Directive -
For the material that follows, list every line containing the word "geográfico".

==================================================

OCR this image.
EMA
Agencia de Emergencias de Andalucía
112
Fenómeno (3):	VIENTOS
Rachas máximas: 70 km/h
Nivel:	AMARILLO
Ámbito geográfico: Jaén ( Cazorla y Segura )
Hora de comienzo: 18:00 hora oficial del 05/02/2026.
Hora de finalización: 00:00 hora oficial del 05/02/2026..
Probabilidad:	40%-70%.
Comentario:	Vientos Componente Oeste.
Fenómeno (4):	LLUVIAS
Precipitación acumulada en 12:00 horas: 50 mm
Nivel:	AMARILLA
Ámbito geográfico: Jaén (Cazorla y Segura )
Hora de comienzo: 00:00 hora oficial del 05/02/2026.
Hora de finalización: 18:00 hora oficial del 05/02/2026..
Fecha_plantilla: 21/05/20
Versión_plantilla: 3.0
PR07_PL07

==================================================

Written response -
Ámbito geográfico: Jaén ( Cazorla y Segura )
Ámbito geográfico: Jaén (Cazorla y Segura )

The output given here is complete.